# [Fragmento]
********************

Los efectos de estas disposiciones mentales fugaces se pueden observar pero nunca analizarse en su totalidad. Son capaces de lograr la máxima velocidad, gracias a los satélites y a la información tecnológica, hacen malabares con los husos horarios de todo el planeta, y pueden desencadenar desprendimientos históricos susceptibles de afectar a los pueblos durante largos periodos, decidir sobre la guerra y la paz, las perspectivas de trabajo y la pobreza, condicionar el modo en que la humanidad vivirá hasta en los pueblos aparentemente más alejados de las Bolsas de Wall Street, Londres, París y Tokio. Como la especulación económica en general, el escenario de las cotizaciones bursátiles es el de la contabilidad, la información, la comunicación y la tecnología, pero también el de un lenguaje y un vocabulario que nunca podrán formalizarse completamente. Se trata de un fenómeno “humano” que no puede reducirse a meros números.
No cabe duda de que hay un espíritu del mercado, en el sentido de que éste es lenguaje y que no puede reducirse a cifras ni ponerse en categorías. Este espíritu no lleva a la economía a una descrédito como ciencia, pero pone un límite a sus ambiciones, a su autonomía y especificidad, le niega el control total a través de números.

********************

# [Datos]
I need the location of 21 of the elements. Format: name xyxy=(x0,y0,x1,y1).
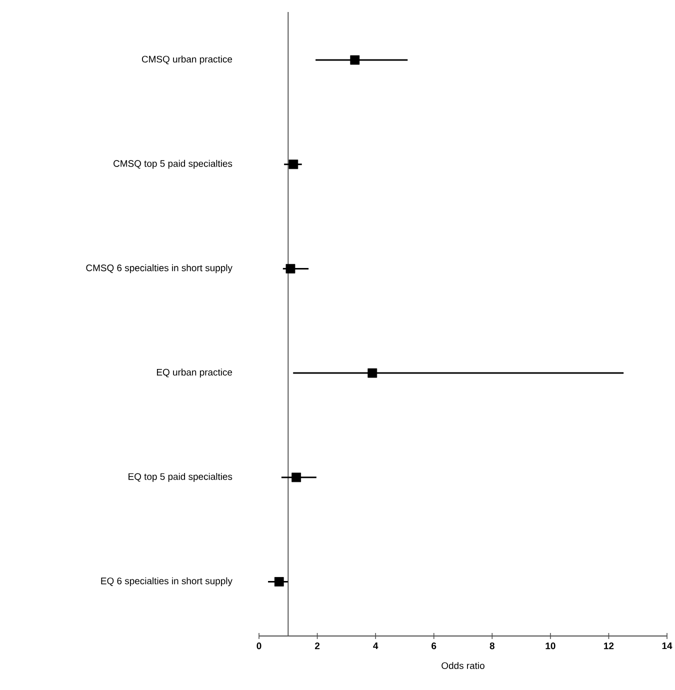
point xyxy=(368,368,378,378)
x-tick-label: 0 xyxy=(256,642,262,650)
x-tick-label: 6 xyxy=(432,642,436,650)
x-tick-label: 14 xyxy=(662,642,672,650)
point xyxy=(350,55,360,65)
y-tick-label: EQ top 5 paid specialties xyxy=(128,472,232,482)
point xyxy=(292,472,302,482)
x-tick-label: 4 xyxy=(373,642,378,650)
y-tick-label: CMSQ top 5 paid specialties xyxy=(114,160,232,169)
y-tick-label: CMSQ urban practice xyxy=(142,56,232,64)
x-tick-label: 10 xyxy=(546,642,556,650)
point xyxy=(286,264,296,274)
x-tick-label: 2 xyxy=(314,642,320,650)
x-tick-label: 12 xyxy=(604,642,614,650)
y-tick-label: EQ urban practice xyxy=(156,368,232,378)
y-tick-label: CMSQ 6 specialties in short supply xyxy=(86,264,232,274)
point xyxy=(288,160,298,170)
x-tick-label: 8 xyxy=(490,642,494,650)
y-tick-label: EQ 6 specialties in short supply xyxy=(101,577,232,586)
x-axis-title: Odds ratio xyxy=(442,662,484,670)
point xyxy=(274,577,284,586)
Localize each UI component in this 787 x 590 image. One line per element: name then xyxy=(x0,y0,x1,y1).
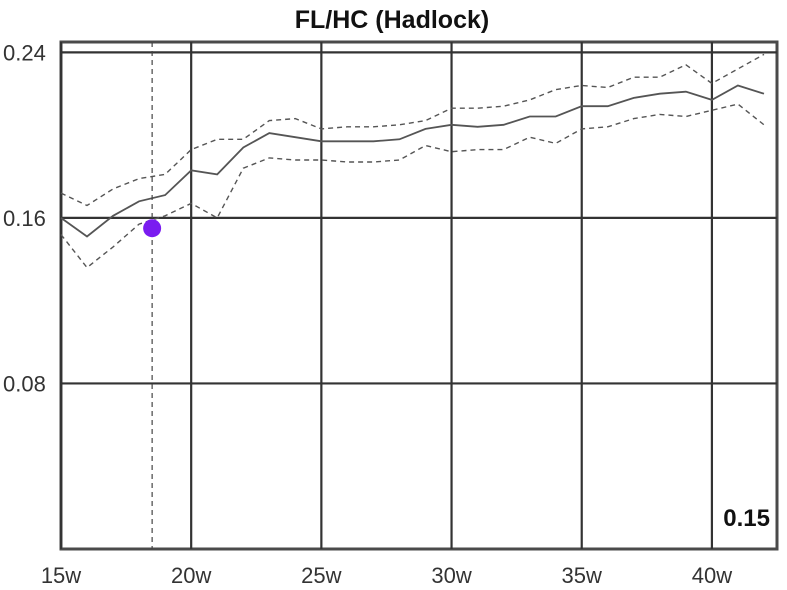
percentile-band-line xyxy=(60,53,765,207)
marker-layer xyxy=(143,42,162,549)
mean-line xyxy=(60,84,765,238)
plot-frame xyxy=(59,40,779,551)
x-tick-label: 15w xyxy=(41,563,81,588)
x-tick-label: 35w xyxy=(562,563,602,588)
tick-layer: 15w 20w 25w 30w 35w 40w 0.08 0.16 0.24 xyxy=(3,40,732,588)
y-tick-label: 0.24 xyxy=(3,40,46,65)
chart-title: FL/HC (Hadlock) xyxy=(295,6,489,34)
grid-layer xyxy=(59,42,777,549)
y-tick-label: 0.08 xyxy=(3,371,46,396)
x-tick-label: 20w xyxy=(171,563,211,588)
percentile-band-line xyxy=(60,103,765,269)
x-tick-label: 40w xyxy=(692,563,732,588)
series-layer xyxy=(60,53,765,269)
y-tick-label: 0.16 xyxy=(3,206,46,231)
measured-value-label: 0.15 xyxy=(723,505,770,532)
x-tick-label: 30w xyxy=(431,563,471,588)
x-tick-label: 25w xyxy=(301,563,341,588)
measurement-point xyxy=(143,219,162,238)
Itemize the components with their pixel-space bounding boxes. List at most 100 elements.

********************

# [Consigna 1]
Enumera las bolsas de valores que se mencionan en el fragmento sobre el espíritu del mercado.
# [Consigna 2]
Redacta la continuación del fragmento sobre el espíritu del mercado a partir de su última oración.
Los datos provienen de otra fuente distinta.

# [Respuesta 1]
- Wall Street
- Londres
- París
- Tokio

# [Respuesta 2]
Estas observaciones se referían al espíritu del mercado como lenguaje, pero ahora quisiera sugerir otra que concierne al dinero y al lenguaje. La distinción entre dinero y moneda es universal en general, pero no se expresa de la misma manera en todas las lenguas. La secuencia alemana o la inglesa no pueden traducirse automáticamente al francés sin solícitas consideraciones, ya que el modismo idiomático sólo tiene una palabra para aplicar al metal que se encuentra en la naturaleza, el dinero como moneda o símbolo monetario y el dinero como inversión dotada, debido a su relación con el mineral natural, con todo tipo de valores derivados de la acción compleja y determinante del deseo y el odio, el apetito y el asco, la austeridad anal que conduce a la retención, o el rechazo del gasto, etc. Lo que en francés llamamos “argent” (que no es simplemente un símbolo monetario ni el cambio que se paga tras una compra, ni el metal que se encuentra en las minas o en las joyas) no puede traducirse con una sola palabra en inglés ni en alemán como silver o Silber, ni siquiera estrictamente hablando como Geld o money.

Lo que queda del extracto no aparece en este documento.